start

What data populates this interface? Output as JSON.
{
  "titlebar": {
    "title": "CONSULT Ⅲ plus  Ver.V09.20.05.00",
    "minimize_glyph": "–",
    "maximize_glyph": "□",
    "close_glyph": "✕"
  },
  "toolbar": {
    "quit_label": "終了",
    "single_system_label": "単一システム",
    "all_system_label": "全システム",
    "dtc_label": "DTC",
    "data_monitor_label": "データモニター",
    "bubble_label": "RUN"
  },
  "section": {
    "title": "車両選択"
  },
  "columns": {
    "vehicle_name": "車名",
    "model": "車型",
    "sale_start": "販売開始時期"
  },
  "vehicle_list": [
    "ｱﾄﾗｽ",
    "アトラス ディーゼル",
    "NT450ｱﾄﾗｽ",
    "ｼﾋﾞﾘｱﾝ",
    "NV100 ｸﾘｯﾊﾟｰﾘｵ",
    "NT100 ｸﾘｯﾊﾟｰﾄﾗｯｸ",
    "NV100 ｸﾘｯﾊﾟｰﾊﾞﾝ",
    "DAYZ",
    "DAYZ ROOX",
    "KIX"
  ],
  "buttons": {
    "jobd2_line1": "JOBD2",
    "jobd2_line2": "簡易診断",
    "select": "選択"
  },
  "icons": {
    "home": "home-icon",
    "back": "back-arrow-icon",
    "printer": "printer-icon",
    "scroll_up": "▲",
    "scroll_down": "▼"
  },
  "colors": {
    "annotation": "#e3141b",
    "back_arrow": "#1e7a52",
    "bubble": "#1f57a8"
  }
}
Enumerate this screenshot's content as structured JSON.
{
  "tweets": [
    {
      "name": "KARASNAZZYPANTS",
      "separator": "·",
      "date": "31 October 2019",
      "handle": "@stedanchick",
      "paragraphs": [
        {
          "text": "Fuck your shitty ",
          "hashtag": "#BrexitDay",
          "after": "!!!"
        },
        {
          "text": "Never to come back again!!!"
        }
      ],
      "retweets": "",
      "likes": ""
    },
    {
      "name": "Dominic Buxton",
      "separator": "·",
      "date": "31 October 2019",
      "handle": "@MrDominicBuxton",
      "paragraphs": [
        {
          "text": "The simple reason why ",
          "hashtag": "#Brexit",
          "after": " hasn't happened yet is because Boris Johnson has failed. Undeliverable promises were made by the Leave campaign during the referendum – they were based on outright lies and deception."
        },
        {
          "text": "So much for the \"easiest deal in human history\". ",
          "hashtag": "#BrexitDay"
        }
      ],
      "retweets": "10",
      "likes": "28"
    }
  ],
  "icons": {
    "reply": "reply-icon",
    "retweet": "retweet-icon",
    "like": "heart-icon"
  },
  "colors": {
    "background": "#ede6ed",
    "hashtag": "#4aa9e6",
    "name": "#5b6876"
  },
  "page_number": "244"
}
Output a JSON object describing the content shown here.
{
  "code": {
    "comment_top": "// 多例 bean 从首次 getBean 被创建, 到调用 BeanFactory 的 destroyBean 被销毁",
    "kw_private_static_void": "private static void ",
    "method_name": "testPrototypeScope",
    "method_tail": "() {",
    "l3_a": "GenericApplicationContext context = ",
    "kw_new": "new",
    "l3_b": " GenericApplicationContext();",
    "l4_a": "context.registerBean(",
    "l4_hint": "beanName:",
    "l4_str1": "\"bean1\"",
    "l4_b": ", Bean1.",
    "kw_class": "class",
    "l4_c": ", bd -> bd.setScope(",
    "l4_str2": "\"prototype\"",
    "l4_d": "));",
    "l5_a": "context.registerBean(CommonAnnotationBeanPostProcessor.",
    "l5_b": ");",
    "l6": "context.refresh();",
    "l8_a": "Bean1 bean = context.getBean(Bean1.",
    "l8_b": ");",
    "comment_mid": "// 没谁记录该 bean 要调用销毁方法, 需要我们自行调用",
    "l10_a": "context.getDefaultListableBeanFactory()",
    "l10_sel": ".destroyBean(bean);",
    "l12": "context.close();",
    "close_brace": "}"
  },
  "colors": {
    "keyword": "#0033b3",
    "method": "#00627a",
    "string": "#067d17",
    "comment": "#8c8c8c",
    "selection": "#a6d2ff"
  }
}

end

■ Direction ■
Output each entry precisely as given.

■ Solution to this task ■
What data populates this interface? Output as JSON.
{
  "titlebar": {
    "title": "CONSULT Ⅲ plus  Ver.V09.20.05.00",
    "minimize_glyph": "–",
    "maximize_glyph": "□",
    "close_glyph": "✕"
  },
  "toolbar": {
    "quit_label": "終了",
    "single_system_label": "単一システム",
    "all_system_label": "全システム",
    "dtc_label": "DTC",
    "data_monitor_label": "データモニター",
    "bubble_label": "RUN"
  },
  "section": {
    "title": "車両選択"
  },
  "columns": {
    "vehicle_name": "車名",
    "model": "車型",
    "sale_start": "販売開始時期"
  },
  "vehicle_list": [
    "ｱﾄﾗｽ",
    "アトラス ディーゼル",
    "NT450ｱﾄﾗｽ",
    "ｼﾋﾞﾘｱﾝ",
    "NV100 ｸﾘｯﾊﾟｰﾘｵ",
    "NT100 ｸﾘｯﾊﾟｰﾄﾗｯｸ",
    "NV100 ｸﾘｯﾊﾟｰﾊﾞﾝ",
    "DAYZ",
    "DAYZ ROOX",
    "KIX"
  ],
  "buttons": {
    "jobd2_line1": "JOBD2",
    "jobd2_line2": "簡易診断",
    "select": "選択"
  },
  "icons": {
    "home": "home-icon",
    "back": "back-arrow-icon",
    "printer": "printer-icon",
    "scroll_up": "▲",
    "scroll_down": "▼"
  },
  "colors": {
    "annotation": "#e3141b",
    "back_arrow": "#1e7a52",
    "bubble": "#1f57a8"
  }
}
Enumerate this screenshot's content as structured JSON.
{
  "tweets": [
    {
      "name": "KARASNAZZYPANTS",
      "separator": "·",
      "date": "31 October 2019",
      "handle": "@stedanchick",
      "paragraphs": [
        {
          "text": "Fuck your shitty ",
          "hashtag": "#BrexitDay",
          "after": "!!!"
        },
        {
          "text": "Never to come back again!!!"
        }
      ],
      "retweets": "",
      "likes": ""
    },
    {
      "name": "Dominic Buxton",
      "separator": "·",
      "date": "31 October 2019",
      "handle": "@MrDominicBuxton",
      "paragraphs": [
        {
          "text": "The simple reason why ",
          "hashtag": "#Brexit",
          "after": " hasn't happened yet is because Boris Johnson has failed. Undeliverable promises were made by the Leave campaign during the referendum – they were based on outright lies and deception."
        },
        {
          "text": "So much for the \"easiest deal in human history\". ",
          "hashtag": "#BrexitDay"
        }
      ],
      "retweets": "10",
      "likes": "28"
    }
  ],
  "icons": {
    "reply": "reply-icon",
    "retweet": "retweet-icon",
    "like": "heart-icon"
  },
  "colors": {
    "background": "#ede6ed",
    "hashtag": "#4aa9e6",
    "name": "#5b6876"
  },
  "page_number": "244"
}
Output a JSON object describing the content shown here.
{
  "code": {
    "comment_top": "// 多例 bean 从首次 getBean 被创建, 到调用 BeanFactory 的 destroyBean 被销毁",
    "kw_private_static_void": "private static void ",
    "method_name": "testPrototypeScope",
    "method_tail": "() {",
    "l3_a": "GenericApplicationContext context = ",
    "kw_new": "new",
    "l3_b": " GenericApplicationContext();",
    "l4_a": "context.registerBean(",
    "l4_hint": "beanName:",
    "l4_str1": "\"bean1\"",
    "l4_b": ", Bean1.",
    "kw_class": "class",
    "l4_c": ", bd -> bd.setScope(",
    "l4_str2": "\"prototype\"",
    "l4_d": "));",
    "l5_a": "context.registerBean(CommonAnnotationBeanPostProcessor.",
    "l5_b": ");",
    "l6": "context.refresh();",
    "l8_a": "Bean1 bean = context.getBean(Bean1.",
    "l8_b": ");",
    "comment_mid": "// 没谁记录该 bean 要调用销毁方法, 需要我们自行调用",
    "l10_a": "context.getDefaultListableBeanFactory()",
    "l10_sel": ".destroyBean(bean);",
    "l12": "context.close();",
    "close_brace": "}"
  },
  "colors": {
    "keyword": "#0033b3",
    "method": "#00627a",
    "string": "#067d17",
    "comment": "#8c8c8c",
    "selection": "#a6d2ff"
  }
}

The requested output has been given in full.